*THE RECORDS*.
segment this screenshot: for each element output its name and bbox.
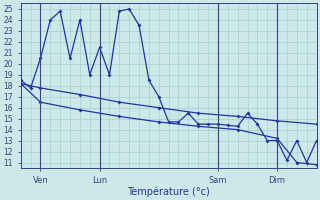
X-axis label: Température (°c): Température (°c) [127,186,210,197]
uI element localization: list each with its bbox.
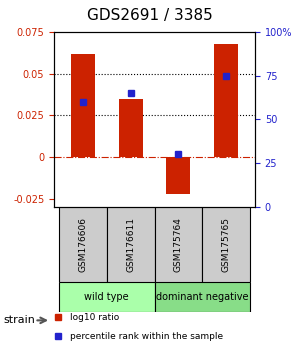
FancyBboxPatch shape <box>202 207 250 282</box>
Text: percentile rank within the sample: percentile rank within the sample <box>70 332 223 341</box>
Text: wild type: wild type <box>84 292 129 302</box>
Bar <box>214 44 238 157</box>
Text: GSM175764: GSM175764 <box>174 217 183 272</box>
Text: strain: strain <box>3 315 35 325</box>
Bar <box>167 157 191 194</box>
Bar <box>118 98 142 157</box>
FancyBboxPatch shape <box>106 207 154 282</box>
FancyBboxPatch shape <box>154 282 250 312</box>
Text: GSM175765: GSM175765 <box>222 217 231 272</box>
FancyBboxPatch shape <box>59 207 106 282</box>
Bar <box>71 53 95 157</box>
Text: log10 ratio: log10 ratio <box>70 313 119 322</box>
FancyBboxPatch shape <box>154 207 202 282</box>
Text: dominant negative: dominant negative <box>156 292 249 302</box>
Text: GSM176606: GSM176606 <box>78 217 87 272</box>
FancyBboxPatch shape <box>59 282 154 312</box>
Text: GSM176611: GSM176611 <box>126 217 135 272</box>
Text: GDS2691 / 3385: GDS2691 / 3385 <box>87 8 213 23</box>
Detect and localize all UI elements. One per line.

--

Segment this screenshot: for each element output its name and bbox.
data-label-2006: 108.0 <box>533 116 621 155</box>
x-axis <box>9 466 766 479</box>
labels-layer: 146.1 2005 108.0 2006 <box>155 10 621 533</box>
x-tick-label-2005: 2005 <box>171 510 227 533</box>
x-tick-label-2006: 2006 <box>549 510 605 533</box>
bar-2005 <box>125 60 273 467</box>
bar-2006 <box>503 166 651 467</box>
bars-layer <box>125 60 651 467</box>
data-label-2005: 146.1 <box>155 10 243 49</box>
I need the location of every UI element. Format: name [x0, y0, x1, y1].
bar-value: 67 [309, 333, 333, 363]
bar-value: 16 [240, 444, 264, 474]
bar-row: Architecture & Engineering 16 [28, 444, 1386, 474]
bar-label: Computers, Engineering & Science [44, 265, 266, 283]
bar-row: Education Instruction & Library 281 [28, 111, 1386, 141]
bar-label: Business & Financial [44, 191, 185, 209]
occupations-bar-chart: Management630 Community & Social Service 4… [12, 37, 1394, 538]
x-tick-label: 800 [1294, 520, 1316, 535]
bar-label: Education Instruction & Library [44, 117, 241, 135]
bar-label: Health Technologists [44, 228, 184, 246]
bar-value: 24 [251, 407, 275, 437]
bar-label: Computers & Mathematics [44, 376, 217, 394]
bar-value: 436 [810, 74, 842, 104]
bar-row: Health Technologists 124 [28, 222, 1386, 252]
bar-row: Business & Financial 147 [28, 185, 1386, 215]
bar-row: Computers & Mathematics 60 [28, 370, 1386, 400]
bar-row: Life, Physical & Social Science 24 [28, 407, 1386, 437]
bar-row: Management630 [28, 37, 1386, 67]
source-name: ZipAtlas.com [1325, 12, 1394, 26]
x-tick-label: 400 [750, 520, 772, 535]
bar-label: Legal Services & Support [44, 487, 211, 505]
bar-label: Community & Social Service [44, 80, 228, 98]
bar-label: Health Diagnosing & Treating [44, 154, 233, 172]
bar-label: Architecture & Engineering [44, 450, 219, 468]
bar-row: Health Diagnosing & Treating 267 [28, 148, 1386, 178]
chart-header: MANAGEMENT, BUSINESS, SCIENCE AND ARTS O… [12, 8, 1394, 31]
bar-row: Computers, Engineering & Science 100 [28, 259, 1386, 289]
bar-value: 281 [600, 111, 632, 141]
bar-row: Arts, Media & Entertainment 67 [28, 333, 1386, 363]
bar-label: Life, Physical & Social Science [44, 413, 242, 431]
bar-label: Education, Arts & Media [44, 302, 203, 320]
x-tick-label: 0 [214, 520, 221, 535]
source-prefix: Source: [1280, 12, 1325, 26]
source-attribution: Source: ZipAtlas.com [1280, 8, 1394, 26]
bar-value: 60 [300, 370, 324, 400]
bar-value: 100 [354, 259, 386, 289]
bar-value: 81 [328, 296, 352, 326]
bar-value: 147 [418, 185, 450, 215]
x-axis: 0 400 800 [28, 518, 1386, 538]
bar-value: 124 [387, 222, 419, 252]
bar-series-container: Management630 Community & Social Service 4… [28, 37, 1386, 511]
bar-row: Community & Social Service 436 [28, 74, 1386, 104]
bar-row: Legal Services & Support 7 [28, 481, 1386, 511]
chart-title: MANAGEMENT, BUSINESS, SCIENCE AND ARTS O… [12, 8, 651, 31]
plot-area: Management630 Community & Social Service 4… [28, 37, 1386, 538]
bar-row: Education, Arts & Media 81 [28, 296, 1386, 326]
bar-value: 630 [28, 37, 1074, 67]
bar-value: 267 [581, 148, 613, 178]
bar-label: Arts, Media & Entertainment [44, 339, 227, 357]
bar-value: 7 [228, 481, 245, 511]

--

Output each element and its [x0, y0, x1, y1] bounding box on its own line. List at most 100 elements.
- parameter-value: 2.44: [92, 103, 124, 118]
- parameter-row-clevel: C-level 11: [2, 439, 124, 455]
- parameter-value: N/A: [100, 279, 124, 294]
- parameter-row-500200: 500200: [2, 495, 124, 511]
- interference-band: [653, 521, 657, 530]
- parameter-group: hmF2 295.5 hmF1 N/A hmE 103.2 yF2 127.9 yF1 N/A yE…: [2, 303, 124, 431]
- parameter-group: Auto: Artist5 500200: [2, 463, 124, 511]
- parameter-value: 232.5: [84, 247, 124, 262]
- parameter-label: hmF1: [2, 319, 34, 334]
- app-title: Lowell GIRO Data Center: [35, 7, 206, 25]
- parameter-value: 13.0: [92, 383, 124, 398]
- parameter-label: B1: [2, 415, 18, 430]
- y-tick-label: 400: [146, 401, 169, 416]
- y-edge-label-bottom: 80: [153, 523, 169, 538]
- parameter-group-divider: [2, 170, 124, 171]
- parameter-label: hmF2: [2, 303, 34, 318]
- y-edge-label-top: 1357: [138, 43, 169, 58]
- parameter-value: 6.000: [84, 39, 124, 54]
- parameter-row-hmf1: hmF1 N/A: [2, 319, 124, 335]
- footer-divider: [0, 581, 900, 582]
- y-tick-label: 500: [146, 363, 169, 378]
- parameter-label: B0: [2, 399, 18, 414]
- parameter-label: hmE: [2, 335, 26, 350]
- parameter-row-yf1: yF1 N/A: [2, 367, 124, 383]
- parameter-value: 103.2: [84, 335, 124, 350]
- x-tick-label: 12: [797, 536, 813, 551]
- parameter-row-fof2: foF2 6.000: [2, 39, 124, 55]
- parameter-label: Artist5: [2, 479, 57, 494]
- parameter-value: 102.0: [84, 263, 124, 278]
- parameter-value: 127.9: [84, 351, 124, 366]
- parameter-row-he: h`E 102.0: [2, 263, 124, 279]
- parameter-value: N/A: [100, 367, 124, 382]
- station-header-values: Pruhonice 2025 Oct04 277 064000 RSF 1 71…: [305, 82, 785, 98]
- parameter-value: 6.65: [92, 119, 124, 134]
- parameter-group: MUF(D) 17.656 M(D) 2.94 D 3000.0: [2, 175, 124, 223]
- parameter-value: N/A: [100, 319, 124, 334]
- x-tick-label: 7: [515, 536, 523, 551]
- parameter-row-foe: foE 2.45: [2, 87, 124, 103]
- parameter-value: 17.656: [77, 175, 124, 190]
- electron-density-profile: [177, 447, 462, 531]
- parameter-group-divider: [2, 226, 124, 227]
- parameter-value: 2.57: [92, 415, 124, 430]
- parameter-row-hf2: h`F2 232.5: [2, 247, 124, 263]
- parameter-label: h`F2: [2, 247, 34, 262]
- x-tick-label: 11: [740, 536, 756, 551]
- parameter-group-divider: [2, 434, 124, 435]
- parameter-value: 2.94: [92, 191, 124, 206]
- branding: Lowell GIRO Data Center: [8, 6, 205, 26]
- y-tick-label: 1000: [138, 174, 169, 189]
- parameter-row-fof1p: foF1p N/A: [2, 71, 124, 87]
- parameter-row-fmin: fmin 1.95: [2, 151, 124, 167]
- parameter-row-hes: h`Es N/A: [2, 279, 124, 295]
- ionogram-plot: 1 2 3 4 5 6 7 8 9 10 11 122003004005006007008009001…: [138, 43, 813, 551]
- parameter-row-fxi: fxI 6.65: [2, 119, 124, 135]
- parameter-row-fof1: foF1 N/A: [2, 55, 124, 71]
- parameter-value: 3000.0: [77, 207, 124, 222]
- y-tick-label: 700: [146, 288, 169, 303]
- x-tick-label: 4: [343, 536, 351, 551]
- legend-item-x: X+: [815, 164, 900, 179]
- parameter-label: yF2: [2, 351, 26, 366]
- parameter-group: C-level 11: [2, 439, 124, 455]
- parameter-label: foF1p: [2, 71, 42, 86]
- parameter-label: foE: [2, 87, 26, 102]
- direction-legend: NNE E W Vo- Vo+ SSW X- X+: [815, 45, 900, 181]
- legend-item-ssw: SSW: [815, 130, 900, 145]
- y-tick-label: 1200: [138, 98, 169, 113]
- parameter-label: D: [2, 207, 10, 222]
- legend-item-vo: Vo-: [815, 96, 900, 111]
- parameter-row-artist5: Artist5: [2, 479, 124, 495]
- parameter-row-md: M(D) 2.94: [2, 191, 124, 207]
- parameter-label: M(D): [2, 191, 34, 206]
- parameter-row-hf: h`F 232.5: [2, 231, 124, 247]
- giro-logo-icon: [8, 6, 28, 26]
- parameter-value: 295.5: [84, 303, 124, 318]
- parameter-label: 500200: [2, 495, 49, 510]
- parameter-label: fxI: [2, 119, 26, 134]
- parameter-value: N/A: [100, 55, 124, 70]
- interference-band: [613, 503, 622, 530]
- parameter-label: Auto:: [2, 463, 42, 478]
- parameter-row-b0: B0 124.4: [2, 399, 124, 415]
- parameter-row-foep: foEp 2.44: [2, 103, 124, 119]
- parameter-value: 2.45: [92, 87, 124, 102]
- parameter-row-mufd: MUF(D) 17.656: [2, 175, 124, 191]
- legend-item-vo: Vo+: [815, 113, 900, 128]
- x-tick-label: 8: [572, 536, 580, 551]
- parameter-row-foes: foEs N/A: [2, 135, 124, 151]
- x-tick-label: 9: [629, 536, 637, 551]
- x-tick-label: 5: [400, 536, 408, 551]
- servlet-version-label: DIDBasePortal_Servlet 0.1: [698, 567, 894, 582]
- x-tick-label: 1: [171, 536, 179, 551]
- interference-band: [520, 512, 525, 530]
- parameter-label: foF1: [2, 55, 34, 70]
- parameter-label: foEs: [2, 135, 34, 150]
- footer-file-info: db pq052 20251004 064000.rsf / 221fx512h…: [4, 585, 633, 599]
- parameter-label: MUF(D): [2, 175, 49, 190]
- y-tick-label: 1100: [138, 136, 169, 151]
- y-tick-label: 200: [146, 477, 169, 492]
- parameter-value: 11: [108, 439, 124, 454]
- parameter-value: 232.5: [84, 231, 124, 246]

*TASK PROMPT*.
Format the lines of the records as a Markdown table with two columns, Row for the line's number and Text for the line itself, leaving out any blank lines. Begin at the line that contains "FancyBboxPatch shape <box>202" and stop after the line that contains "Detect and localize".

*SOLUTION TO THIS TASK*.
| Row | Text |
|---|---|
| 1 | FancyBboxPatch shape <box>202 207 250 282</box> |
| 2 | Text: percentile rank within the sample: percentile rank within the sample <box>70 332 223 341</box> |
| 3 | Text: wild type: wild type <box>84 292 129 302</box> |
| 4 | Bar <box>214 44 238 157</box> |
| 5 | Text: GSM175764: GSM175764 <box>174 217 183 272</box> |
| 6 | Text: strain: strain <box>3 315 35 325</box> |
| 7 | Bar <box>167 157 191 194</box> |
| 8 | Bar <box>118 98 142 157</box> |
| 9 | FancyBboxPatch shape <box>106 207 154 282</box> |
| 10 | FancyBboxPatch shape <box>154 282 250 312</box> |
| 11 | Text: GSM175765: GSM175765 <box>222 217 231 272</box> |
| 12 | FancyBboxPatch shape <box>59 207 106 282</box> |
| 13 | Bar <box>71 53 95 157</box> |
| 14 | Text: log10 ratio: log10 ratio <box>70 313 119 322</box> |
| 15 | FancyBboxPatch shape <box>154 207 202 282</box> |
| 16 | Text: dominant negative: dominant negative <box>156 292 249 302</box> |
| 17 | Text: GSM176606: GSM176606 <box>78 217 87 272</box> |
| 18 | FancyBboxPatch shape <box>59 282 154 312</box> |
| 19 | Text: GSM176611: GSM176611 <box>126 217 135 272</box> |
| 20 | Text: GDS2691 / 3385: GDS2691 / 3385 <box>87 8 213 23</box> |
| 21 | Detect and localize all UI elements. One per line. |